====== RECORDS SHOWN ======
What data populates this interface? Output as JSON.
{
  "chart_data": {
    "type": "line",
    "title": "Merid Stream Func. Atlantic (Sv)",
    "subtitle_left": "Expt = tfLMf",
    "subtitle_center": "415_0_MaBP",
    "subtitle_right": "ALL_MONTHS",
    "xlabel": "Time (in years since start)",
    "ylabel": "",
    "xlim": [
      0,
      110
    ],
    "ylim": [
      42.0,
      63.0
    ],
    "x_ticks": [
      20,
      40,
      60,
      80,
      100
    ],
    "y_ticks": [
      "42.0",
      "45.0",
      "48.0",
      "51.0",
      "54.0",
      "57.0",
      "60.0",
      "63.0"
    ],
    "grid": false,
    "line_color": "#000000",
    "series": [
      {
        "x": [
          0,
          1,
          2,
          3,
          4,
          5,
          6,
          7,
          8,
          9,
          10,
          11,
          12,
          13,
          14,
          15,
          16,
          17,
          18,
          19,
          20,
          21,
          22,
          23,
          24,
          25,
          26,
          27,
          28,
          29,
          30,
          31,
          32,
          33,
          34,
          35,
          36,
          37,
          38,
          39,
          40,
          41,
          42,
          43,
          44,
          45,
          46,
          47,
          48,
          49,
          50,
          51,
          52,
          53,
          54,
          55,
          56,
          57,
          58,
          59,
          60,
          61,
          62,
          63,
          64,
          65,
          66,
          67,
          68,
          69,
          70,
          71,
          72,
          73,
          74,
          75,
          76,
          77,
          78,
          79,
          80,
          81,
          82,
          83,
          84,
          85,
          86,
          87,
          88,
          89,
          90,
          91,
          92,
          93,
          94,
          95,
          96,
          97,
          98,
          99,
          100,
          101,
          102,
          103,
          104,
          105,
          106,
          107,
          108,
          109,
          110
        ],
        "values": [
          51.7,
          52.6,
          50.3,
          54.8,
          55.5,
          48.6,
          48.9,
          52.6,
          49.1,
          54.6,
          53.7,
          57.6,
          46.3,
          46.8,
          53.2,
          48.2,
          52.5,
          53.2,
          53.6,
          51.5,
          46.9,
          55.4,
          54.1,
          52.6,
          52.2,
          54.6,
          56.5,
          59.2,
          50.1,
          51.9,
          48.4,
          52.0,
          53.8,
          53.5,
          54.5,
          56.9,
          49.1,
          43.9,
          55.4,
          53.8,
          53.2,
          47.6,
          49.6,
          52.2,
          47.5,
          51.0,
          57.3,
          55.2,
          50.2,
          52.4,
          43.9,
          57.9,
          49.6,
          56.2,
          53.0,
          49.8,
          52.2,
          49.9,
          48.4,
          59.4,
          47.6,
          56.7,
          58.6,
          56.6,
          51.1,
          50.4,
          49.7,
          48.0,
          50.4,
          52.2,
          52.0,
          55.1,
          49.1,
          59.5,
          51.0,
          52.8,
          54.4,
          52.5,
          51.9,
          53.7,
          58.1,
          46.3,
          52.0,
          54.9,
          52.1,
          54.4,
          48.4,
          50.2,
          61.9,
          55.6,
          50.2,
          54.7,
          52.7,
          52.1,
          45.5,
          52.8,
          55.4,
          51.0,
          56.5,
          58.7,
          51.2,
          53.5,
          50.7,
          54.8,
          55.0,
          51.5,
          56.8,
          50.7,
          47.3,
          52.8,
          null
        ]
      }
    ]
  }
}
======
Repeat the records exactly, including every line.

What data populates this interface? Output as JSON.
{
  "chart_data": {
    "type": "line",
    "title": "Merid Stream Func. Atlantic (Sv)",
    "subtitle_left": "Expt = tfLMf",
    "subtitle_center": "415_0_MaBP",
    "subtitle_right": "ALL_MONTHS",
    "xlabel": "Time (in years since start)",
    "ylabel": "",
    "xlim": [
      0,
      110
    ],
    "ylim": [
      42.0,
      63.0
    ],
    "x_ticks": [
      20,
      40,
      60,
      80,
      100
    ],
    "y_ticks": [
      "42.0",
      "45.0",
      "48.0",
      "51.0",
      "54.0",
      "57.0",
      "60.0",
      "63.0"
    ],
    "grid": false,
    "line_color": "#000000",
    "series": [
      {
        "x": [
          0,
          1,
          2,
          3,
          4,
          5,
          6,
          7,
          8,
          9,
          10,
          11,
          12,
          13,
          14,
          15,
          16,
          17,
          18,
          19,
          20,
          21,
          22,
          23,
          24,
          25,
          26,
          27,
          28,
          29,
          30,
          31,
          32,
          33,
          34,
          35,
          36,
          37,
          38,
          39,
          40,
          41,
          42,
          43,
          44,
          45,
          46,
          47,
          48,
          49,
          50,
          51,
          52,
          53,
          54,
          55,
          56,
          57,
          58,
          59,
          60,
          61,
          62,
          63,
          64,
          65,
          66,
          67,
          68,
          69,
          70,
          71,
          72,
          73,
          74,
          75,
          76,
          77,
          78,
          79,
          80,
          81,
          82,
          83,
          84,
          85,
          86,
          87,
          88,
          89,
          90,
          91,
          92,
          93,
          94,
          95,
          96,
          97,
          98,
          99,
          100,
          101,
          102,
          103,
          104,
          105,
          106,
          107,
          108,
          109,
          110
        ],
        "values": [
          51.7,
          52.6,
          50.3,
          54.8,
          55.5,
          48.6,
          48.9,
          52.6,
          49.1,
          54.6,
          53.7,
          57.6,
          46.3,
          46.8,
          53.2,
          48.2,
          52.5,
          53.2,
          53.6,
          51.5,
          46.9,
          55.4,
          54.1,
          52.6,
          52.2,
          54.6,
          56.5,
          59.2,
          50.1,
          51.9,
          48.4,
          52.0,
          53.8,
          53.5,
          54.5,
          56.9,
          49.1,
          43.9,
          55.4,
          53.8,
          53.2,
          47.6,
          49.6,
          52.2,
          47.5,
          51.0,
          57.3,
          55.2,
          50.2,
          52.4,
          43.9,
          57.9,
          49.6,
          56.2,
          53.0,
          49.8,
          52.2,
          49.9,
          48.4,
          59.4,
          47.6,
          56.7,
          58.6,
          56.6,
          51.1,
          50.4,
          49.7,
          48.0,
          50.4,
          52.2,
          52.0,
          55.1,
          49.1,
          59.5,
          51.0,
          52.8,
          54.4,
          52.5,
          51.9,
          53.7,
          58.1,
          46.3,
          52.0,
          54.9,
          52.1,
          54.4,
          48.4,
          50.2,
          61.9,
          55.6,
          50.2,
          54.7,
          52.7,
          52.1,
          45.5,
          52.8,
          55.4,
          51.0,
          56.5,
          58.7,
          51.2,
          53.5,
          50.7,
          54.8,
          55.0,
          51.5,
          56.8,
          50.7,
          47.3,
          52.8,
          null
        ]
      }
    ]
  }
}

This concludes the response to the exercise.